■ **Saved data entries**
___
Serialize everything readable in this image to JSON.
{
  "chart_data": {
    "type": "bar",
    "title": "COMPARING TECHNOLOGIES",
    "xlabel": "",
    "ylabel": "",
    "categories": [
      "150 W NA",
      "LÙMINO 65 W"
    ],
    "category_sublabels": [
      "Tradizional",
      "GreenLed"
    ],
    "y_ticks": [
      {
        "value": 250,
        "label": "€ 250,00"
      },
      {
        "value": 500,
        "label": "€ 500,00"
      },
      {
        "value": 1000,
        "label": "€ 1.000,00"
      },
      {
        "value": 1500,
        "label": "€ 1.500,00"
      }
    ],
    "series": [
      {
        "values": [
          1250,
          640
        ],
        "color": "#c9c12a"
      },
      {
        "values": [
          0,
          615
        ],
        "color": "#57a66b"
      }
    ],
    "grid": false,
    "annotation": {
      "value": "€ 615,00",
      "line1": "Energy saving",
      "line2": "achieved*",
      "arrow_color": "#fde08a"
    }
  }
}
___
■ **TASK TO COMPLETE**
Every line of the records above needs to be given again exactly.

■ **EXERCISE SOLUTION**
Serialize everything readable in this image to JSON.
{
  "chart_data": {
    "type": "bar",
    "title": "COMPARING TECHNOLOGIES",
    "xlabel": "",
    "ylabel": "",
    "categories": [
      "150 W NA",
      "LÙMINO 65 W"
    ],
    "category_sublabels": [
      "Tradizional",
      "GreenLed"
    ],
    "y_ticks": [
      {
        "value": 250,
        "label": "€ 250,00"
      },
      {
        "value": 500,
        "label": "€ 500,00"
      },
      {
        "value": 1000,
        "label": "€ 1.000,00"
      },
      {
        "value": 1500,
        "label": "€ 1.500,00"
      }
    ],
    "series": [
      {
        "values": [
          1250,
          640
        ],
        "color": "#c9c12a"
      },
      {
        "values": [
          0,
          615
        ],
        "color": "#57a66b"
      }
    ],
    "grid": false,
    "annotation": {
      "value": "€ 615,00",
      "line1": "Energy saving",
      "line2": "achieved*",
      "arrow_color": "#fde08a"
    }
  }
}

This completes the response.